### Task directions
Each line of the records that includes "Studio" should be found and copied.

### Provided entries
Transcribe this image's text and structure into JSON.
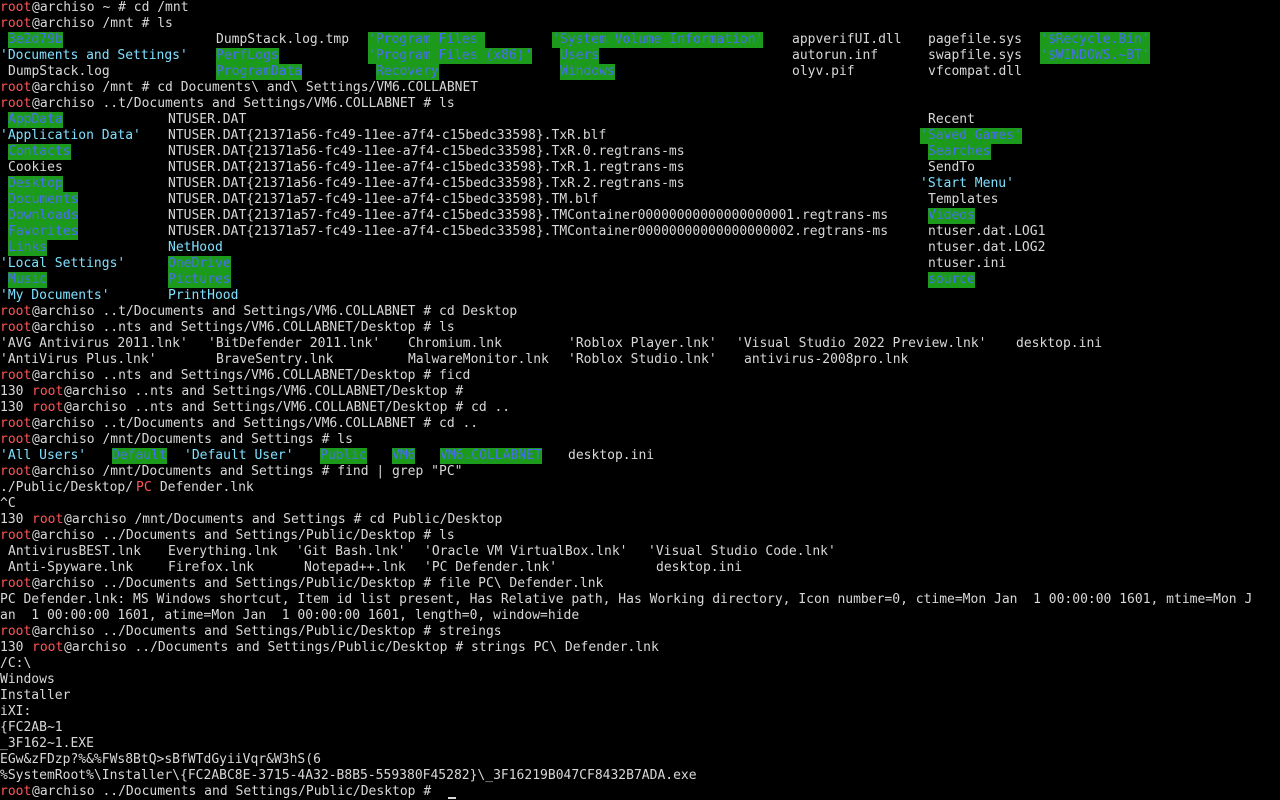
{
  "terminal": {
    "lines": [
      [
        [
          0,
          "root",
          "r"
        ],
        [
          4,
          "@archiso ~ # cd /mnt",
          "t"
        ]
      ],
      [
        [
          0,
          "root",
          "r"
        ],
        [
          4,
          "@archiso /mnt # ls",
          "t"
        ]
      ],
      [
        [
          1,
          "3e2d79b",
          "hl"
        ],
        [
          27,
          "DumpStack.log.tmp",
          "t"
        ],
        [
          46,
          "'Program Files'",
          "hl"
        ],
        [
          69,
          "'System Volume Information'",
          "hl"
        ],
        [
          99,
          "appverifUI.dll",
          "t"
        ],
        [
          116,
          "pagefile.sys",
          "t"
        ],
        [
          130,
          "'$Recycle.Bin'",
          "hl"
        ]
      ],
      [
        [
          0,
          "'Documents and Settings'",
          "c"
        ],
        [
          27,
          "PerfLogs",
          "hl"
        ],
        [
          46,
          "'Program Files (x86)'",
          "hl"
        ],
        [
          70,
          "Users",
          "hl"
        ],
        [
          99,
          "autorun.inf",
          "t"
        ],
        [
          116,
          "swapfile.sys",
          "t"
        ],
        [
          130,
          "'$WINDOWS.~BT'",
          "hl"
        ]
      ],
      [
        [
          1,
          "DumpStack.log",
          "t"
        ],
        [
          27,
          "ProgramData",
          "hl"
        ],
        [
          47,
          "Recovery",
          "hl"
        ],
        [
          70,
          "Windows",
          "hl"
        ],
        [
          99,
          "olyv.pif",
          "t"
        ],
        [
          116,
          "vfcompat.dll",
          "t"
        ]
      ],
      [
        [
          0,
          "root",
          "r"
        ],
        [
          4,
          "@archiso /mnt # cd Documents\\ and\\ Settings/VM6.COLLABNET",
          "t"
        ]
      ],
      [
        [
          0,
          "root",
          "r"
        ],
        [
          4,
          "@archiso ..t/Documents and Settings/VM6.COLLABNET # ls",
          "t"
        ]
      ],
      [
        [
          1,
          "AppData",
          "hl"
        ],
        [
          21,
          "NTUSER.DAT",
          "t"
        ],
        [
          116,
          "Recent",
          "t"
        ]
      ],
      [
        [
          0,
          "'Application Data'",
          "c"
        ],
        [
          21,
          "NTUSER.DAT{21371a56-fc49-11ee-a7f4-c15bedc33598}.TxR.blf",
          "t"
        ],
        [
          115,
          "'Saved Games'",
          "hl"
        ]
      ],
      [
        [
          1,
          "Contacts",
          "hl"
        ],
        [
          21,
          "NTUSER.DAT{21371a56-fc49-11ee-a7f4-c15bedc33598}.TxR.0.regtrans-ms",
          "t"
        ],
        [
          116,
          "Searches",
          "hl"
        ]
      ],
      [
        [
          1,
          "Cookies",
          "t"
        ],
        [
          21,
          "NTUSER.DAT{21371a56-fc49-11ee-a7f4-c15bedc33598}.TxR.1.regtrans-ms",
          "t"
        ],
        [
          116,
          "SendTo",
          "t"
        ]
      ],
      [
        [
          1,
          "Desktop",
          "hl"
        ],
        [
          21,
          "NTUSER.DAT{21371a56-fc49-11ee-a7f4-c15bedc33598}.TxR.2.regtrans-ms",
          "t"
        ],
        [
          115,
          "'Start Menu'",
          "c"
        ]
      ],
      [
        [
          1,
          "Documents",
          "hl"
        ],
        [
          21,
          "NTUSER.DAT{21371a57-fc49-11ee-a7f4-c15bedc33598}.TM.blf",
          "t"
        ],
        [
          116,
          "Templates",
          "t"
        ]
      ],
      [
        [
          1,
          "Downloads",
          "hl"
        ],
        [
          21,
          "NTUSER.DAT{21371a57-fc49-11ee-a7f4-c15bedc33598}.TMContainer00000000000000000001.regtrans-ms",
          "t"
        ],
        [
          116,
          "Videos",
          "hl"
        ]
      ],
      [
        [
          1,
          "Favorites",
          "hl"
        ],
        [
          21,
          "NTUSER.DAT{21371a57-fc49-11ee-a7f4-c15bedc33598}.TMContainer00000000000000000002.regtrans-ms",
          "t"
        ],
        [
          116,
          "ntuser.dat.LOG1",
          "t"
        ]
      ],
      [
        [
          1,
          "Links",
          "hl"
        ],
        [
          21,
          "NetHood",
          "c"
        ],
        [
          116,
          "ntuser.dat.LOG2",
          "t"
        ]
      ],
      [
        [
          0,
          "'Local Settings'",
          "c"
        ],
        [
          21,
          "OneDrive",
          "hl"
        ],
        [
          116,
          "ntuser.ini",
          "t"
        ]
      ],
      [
        [
          1,
          "Music",
          "hl"
        ],
        [
          21,
          "Pictures",
          "hl"
        ],
        [
          116,
          "source",
          "hl"
        ]
      ],
      [
        [
          0,
          "'My Documents'",
          "c"
        ],
        [
          21,
          "PrintHood",
          "c"
        ]
      ],
      [
        [
          0,
          "root",
          "r"
        ],
        [
          4,
          "@archiso ..t/Documents and Settings/VM6.COLLABNET # cd Desktop",
          "t"
        ]
      ],
      [
        [
          0,
          "root",
          "r"
        ],
        [
          4,
          "@archiso ..nts and Settings/VM6.COLLABNET/Desktop # ls",
          "t"
        ]
      ],
      [
        [
          0,
          "'AVG Antivirus 2011.lnk'",
          "t"
        ],
        [
          26,
          "'BitDefender 2011.lnk'",
          "t"
        ],
        [
          51,
          "Chromium.lnk",
          "t"
        ],
        [
          71,
          "'Roblox Player.lnk'",
          "t"
        ],
        [
          92,
          "'Visual Studio 2022 Preview.lnk'",
          "t"
        ],
        [
          127,
          "desktop.ini",
          "t"
        ]
      ],
      [
        [
          0,
          "'AntiVirus Plus.lnk'",
          "t"
        ],
        [
          27,
          "BraveSentry.lnk",
          "t"
        ],
        [
          51,
          "MalwareMonitor.lnk",
          "t"
        ],
        [
          71,
          "'Roblox Studio.lnk'",
          "t"
        ],
        [
          93,
          "antivirus-2008pro.lnk",
          "t"
        ]
      ],
      [
        [
          0,
          "root",
          "r"
        ],
        [
          4,
          "@archiso ..nts and Settings/VM6.COLLABNET/Desktop # ficd",
          "t"
        ]
      ],
      [
        [
          0,
          "130 ",
          "t"
        ],
        [
          4,
          "root",
          "r"
        ],
        [
          8,
          "@archiso ..nts and Settings/VM6.COLLABNET/Desktop #",
          "t"
        ]
      ],
      [
        [
          0,
          "130 ",
          "t"
        ],
        [
          4,
          "root",
          "r"
        ],
        [
          8,
          "@archiso ..nts and Settings/VM6.COLLABNET/Desktop # cd ..",
          "t"
        ]
      ],
      [
        [
          0,
          "root",
          "r"
        ],
        [
          4,
          "@archiso ..t/Documents and Settings/VM6.COLLABNET # cd ..",
          "t"
        ]
      ],
      [
        [
          0,
          "root",
          "r"
        ],
        [
          4,
          "@archiso /mnt/Documents and Settings # ls",
          "t"
        ]
      ],
      [
        [
          0,
          "'All Users'",
          "c"
        ],
        [
          14,
          "Default",
          "hl"
        ],
        [
          23,
          "'Default User'",
          "c"
        ],
        [
          40,
          "Public",
          "hl"
        ],
        [
          49,
          "VM6",
          "hl"
        ],
        [
          55,
          "VM6.COLLABNET",
          "hl"
        ],
        [
          71,
          "desktop.ini",
          "t"
        ]
      ],
      [
        [
          0,
          "root",
          "r"
        ],
        [
          4,
          "@archiso /mnt/Documents and Settings # find | grep \"PC\"",
          "t"
        ]
      ],
      [
        [
          0,
          "./Public/Desktop/",
          "t"
        ],
        [
          17,
          "PC",
          "r"
        ],
        [
          19,
          " Defender.lnk",
          "t"
        ]
      ],
      [
        [
          0,
          "^C",
          "t"
        ]
      ],
      [
        [
          0,
          "130 ",
          "t"
        ],
        [
          4,
          "root",
          "r"
        ],
        [
          8,
          "@archiso /mnt/Documents and Settings # cd Public/Desktop",
          "t"
        ]
      ],
      [
        [
          0,
          "root",
          "r"
        ],
        [
          4,
          "@archiso ../Documents and Settings/Public/Desktop # ls",
          "t"
        ]
      ],
      [
        [
          1,
          "AntivirusBEST.lnk",
          "t"
        ],
        [
          21,
          "Everything.lnk",
          "t"
        ],
        [
          37,
          "'Git Bash.lnk'",
          "t"
        ],
        [
          53,
          "'Oracle VM VirtualBox.lnk'",
          "t"
        ],
        [
          81,
          "'Visual Studio Code.lnk'",
          "t"
        ]
      ],
      [
        [
          1,
          "Anti-Spyware.lnk",
          "t"
        ],
        [
          21,
          "Firefox.lnk",
          "t"
        ],
        [
          38,
          "Notepad++.lnk",
          "t"
        ],
        [
          53,
          "'PC Defender.lnk'",
          "t"
        ],
        [
          82,
          "desktop.ini",
          "t"
        ]
      ],
      [
        [
          0,
          "root",
          "r"
        ],
        [
          4,
          "@archiso ../Documents and Settings/Public/Desktop # file PC\\ Defender.lnk",
          "t"
        ]
      ],
      [
        [
          0,
          "PC Defender.lnk: MS Windows shortcut, Item id list present, Has Relative path, Has Working directory, Icon number=0, ctime=Mon Jan  1 00:00:00 1601, mtime=Mon J",
          "t"
        ]
      ],
      [
        [
          0,
          "an  1 00:00:00 1601, atime=Mon Jan  1 00:00:00 1601, length=0, window=hide",
          "t"
        ]
      ],
      [
        [
          0,
          "root",
          "r"
        ],
        [
          4,
          "@archiso ../Documents and Settings/Public/Desktop # streings",
          "t"
        ]
      ],
      [
        [
          0,
          "130 ",
          "t"
        ],
        [
          4,
          "root",
          "r"
        ],
        [
          8,
          "@archiso ../Documents and Settings/Public/Desktop # strings PC\\ Defender.lnk",
          "t"
        ]
      ],
      [
        [
          0,
          "/C:\\",
          "t"
        ]
      ],
      [
        [
          0,
          "Windows",
          "t"
        ]
      ],
      [
        [
          0,
          "Installer",
          "t"
        ]
      ],
      [
        [
          0,
          "iXI:",
          "t"
        ]
      ],
      [
        [
          0,
          "{FC2AB~1",
          "t"
        ]
      ],
      [
        [
          0,
          "_3F162~1.EXE",
          "t"
        ]
      ],
      [
        [
          0,
          "EGw&zFDzp?%&%FWs8BtQ>sBfWTdGyiiVqr&W3hS(6",
          "t"
        ]
      ],
      [
        [
          0,
          "%SystemRoot%\\Installer\\{FC2ABC8E-3715-4A32-B8B5-559380F45282}\\_3F16219B047CF8432B7ADA.exe",
          "t"
        ]
      ],
      [
        [
          0,
          "root",
          "r"
        ],
        [
          4,
          "@archiso ../Documents and Settings/Public/Desktop # ",
          "t"
        ]
      ]
    ]
  }
}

### Answer to this task
          "'Visual Studio 2022 Preview.lnk'",
          "'Roblox Studio.lnk'",
          "'Visual Studio Code.lnk'",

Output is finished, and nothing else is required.